TO BE DONE: List every line below containing "title".

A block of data
START

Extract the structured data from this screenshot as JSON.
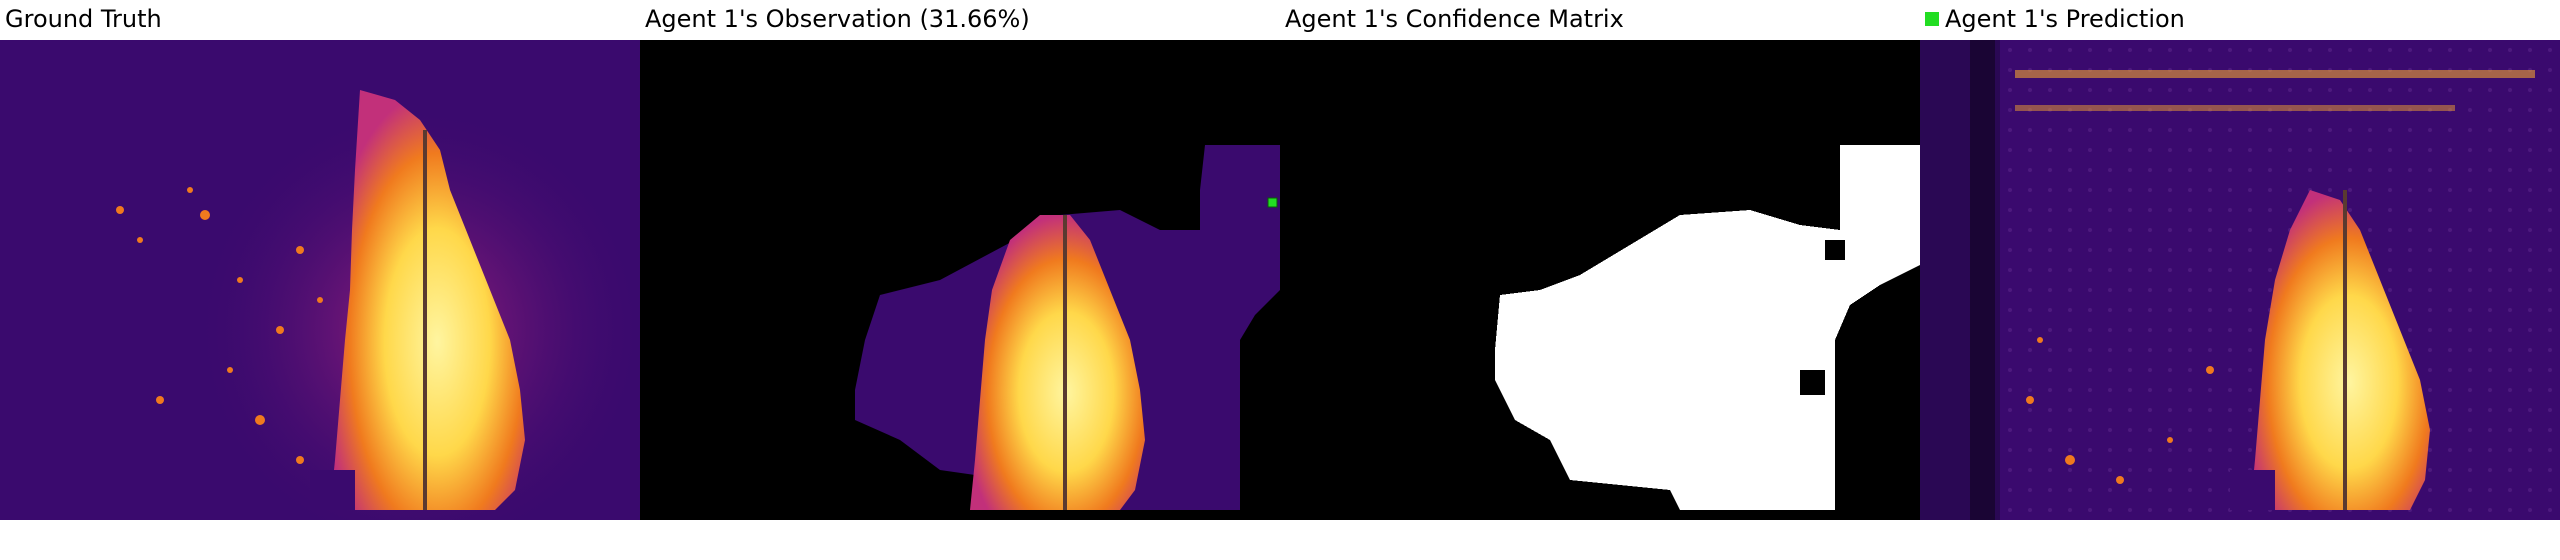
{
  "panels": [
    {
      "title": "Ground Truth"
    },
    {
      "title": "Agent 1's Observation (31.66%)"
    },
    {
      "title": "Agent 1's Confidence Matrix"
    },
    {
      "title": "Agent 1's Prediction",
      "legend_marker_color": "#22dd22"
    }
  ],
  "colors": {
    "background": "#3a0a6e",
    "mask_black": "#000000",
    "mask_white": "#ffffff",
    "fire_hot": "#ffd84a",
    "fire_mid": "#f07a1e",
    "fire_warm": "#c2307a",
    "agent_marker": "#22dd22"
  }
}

END
START

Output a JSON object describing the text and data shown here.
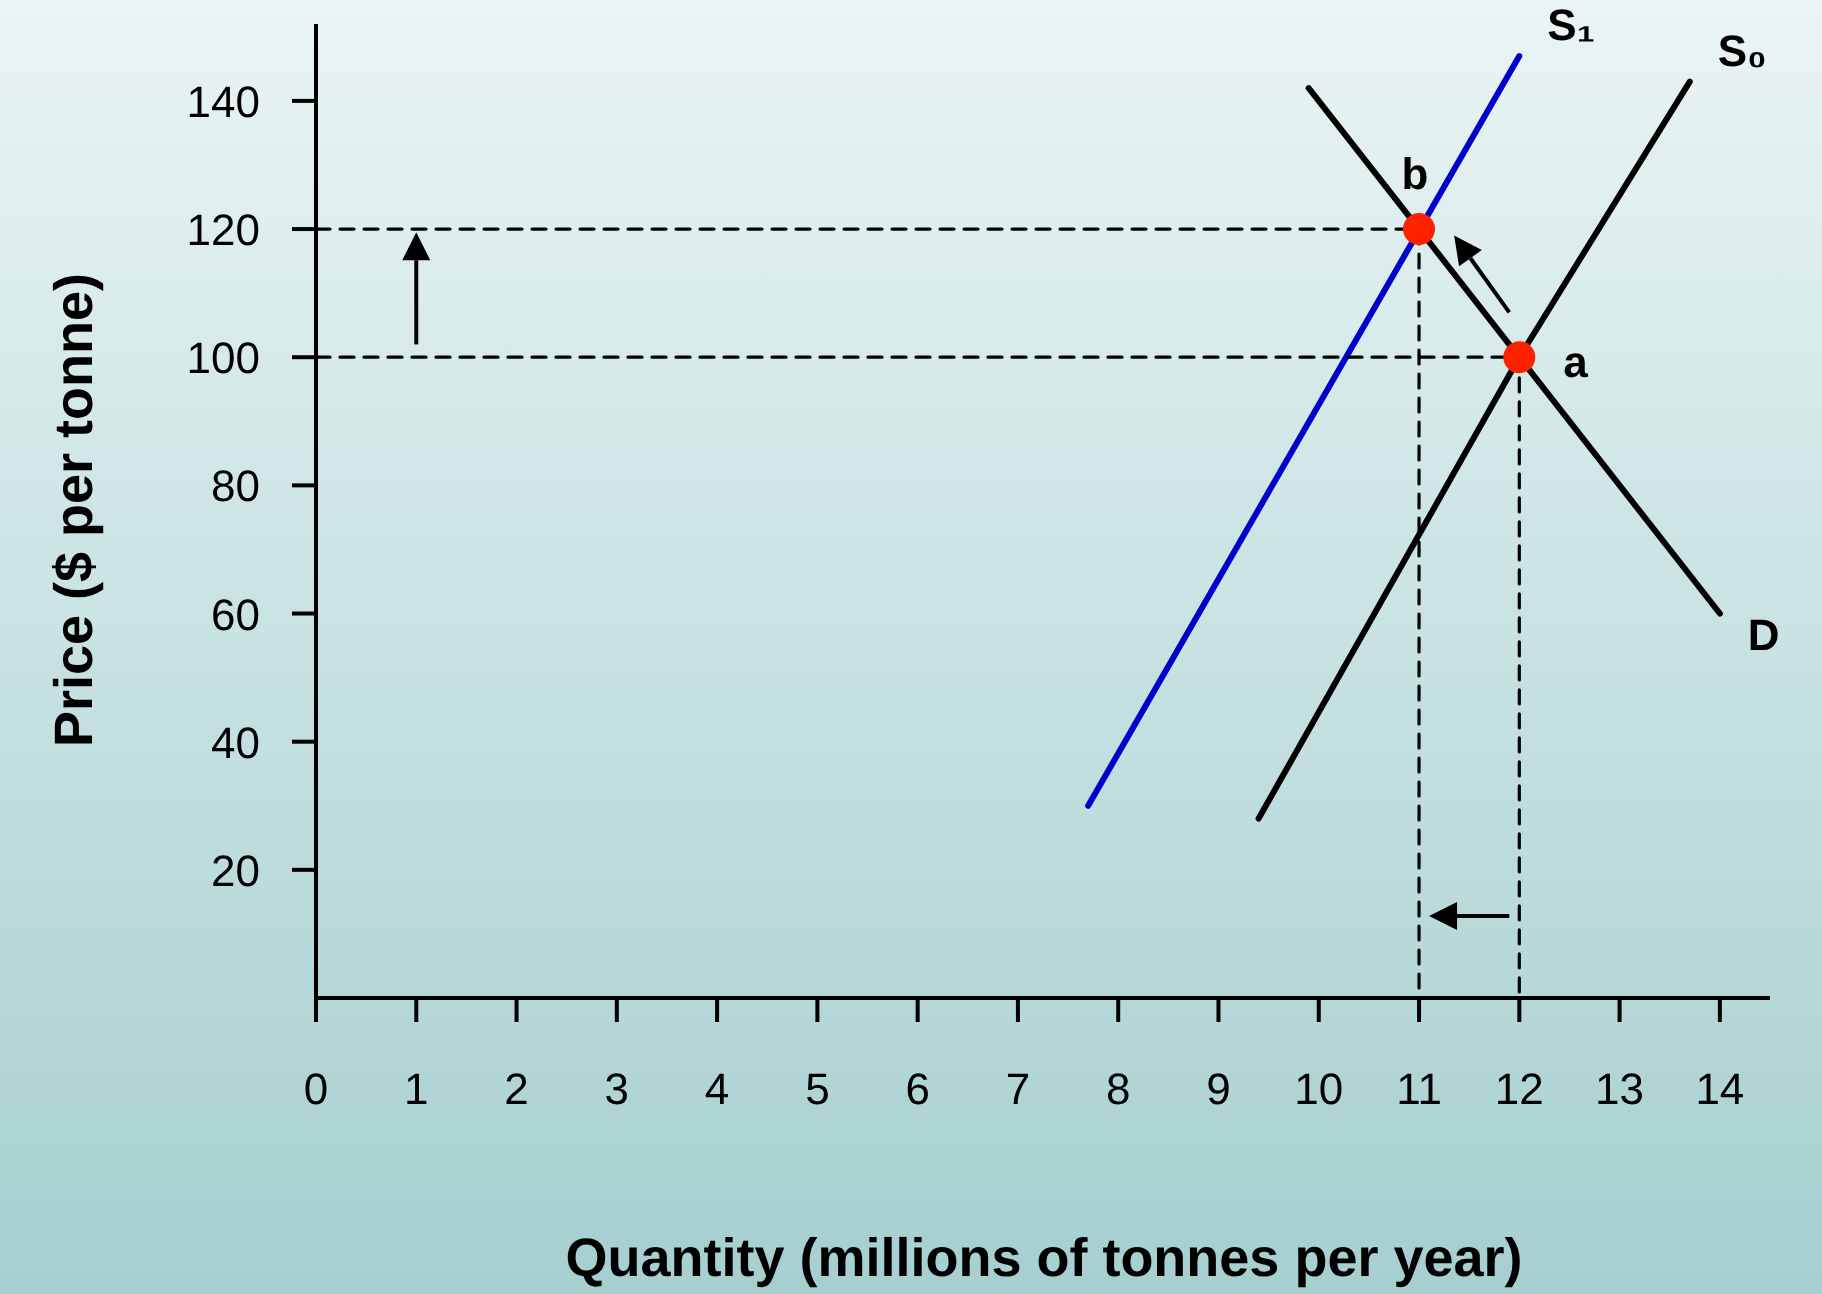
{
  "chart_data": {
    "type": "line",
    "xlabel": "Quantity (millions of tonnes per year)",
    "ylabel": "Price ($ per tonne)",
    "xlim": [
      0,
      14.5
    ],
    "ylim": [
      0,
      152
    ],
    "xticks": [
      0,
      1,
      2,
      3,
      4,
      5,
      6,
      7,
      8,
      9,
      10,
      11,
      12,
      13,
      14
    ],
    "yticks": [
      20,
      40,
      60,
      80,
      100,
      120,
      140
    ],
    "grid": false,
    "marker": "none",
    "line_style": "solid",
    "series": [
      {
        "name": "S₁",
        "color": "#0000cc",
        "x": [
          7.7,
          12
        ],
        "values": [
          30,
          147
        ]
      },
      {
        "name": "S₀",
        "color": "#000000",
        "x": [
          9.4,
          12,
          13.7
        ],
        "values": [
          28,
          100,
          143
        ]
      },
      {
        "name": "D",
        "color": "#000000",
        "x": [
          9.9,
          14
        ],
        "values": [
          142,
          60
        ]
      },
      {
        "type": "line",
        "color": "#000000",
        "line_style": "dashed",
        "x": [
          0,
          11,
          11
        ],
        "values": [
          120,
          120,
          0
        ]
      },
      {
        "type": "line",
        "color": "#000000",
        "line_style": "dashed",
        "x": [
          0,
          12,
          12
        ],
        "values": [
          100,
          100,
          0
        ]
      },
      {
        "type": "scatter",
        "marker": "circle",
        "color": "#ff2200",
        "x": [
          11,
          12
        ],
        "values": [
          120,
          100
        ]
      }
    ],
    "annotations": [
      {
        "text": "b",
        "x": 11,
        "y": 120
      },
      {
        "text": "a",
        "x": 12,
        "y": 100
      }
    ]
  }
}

END

RESPONSE BELOW:
      "title": "Ground Truth"
      "title": "Agent 1's Observation (31.66%)"
      "title": "Agent 1's Confidence Matrix"
      "title": "Agent 1's Prediction",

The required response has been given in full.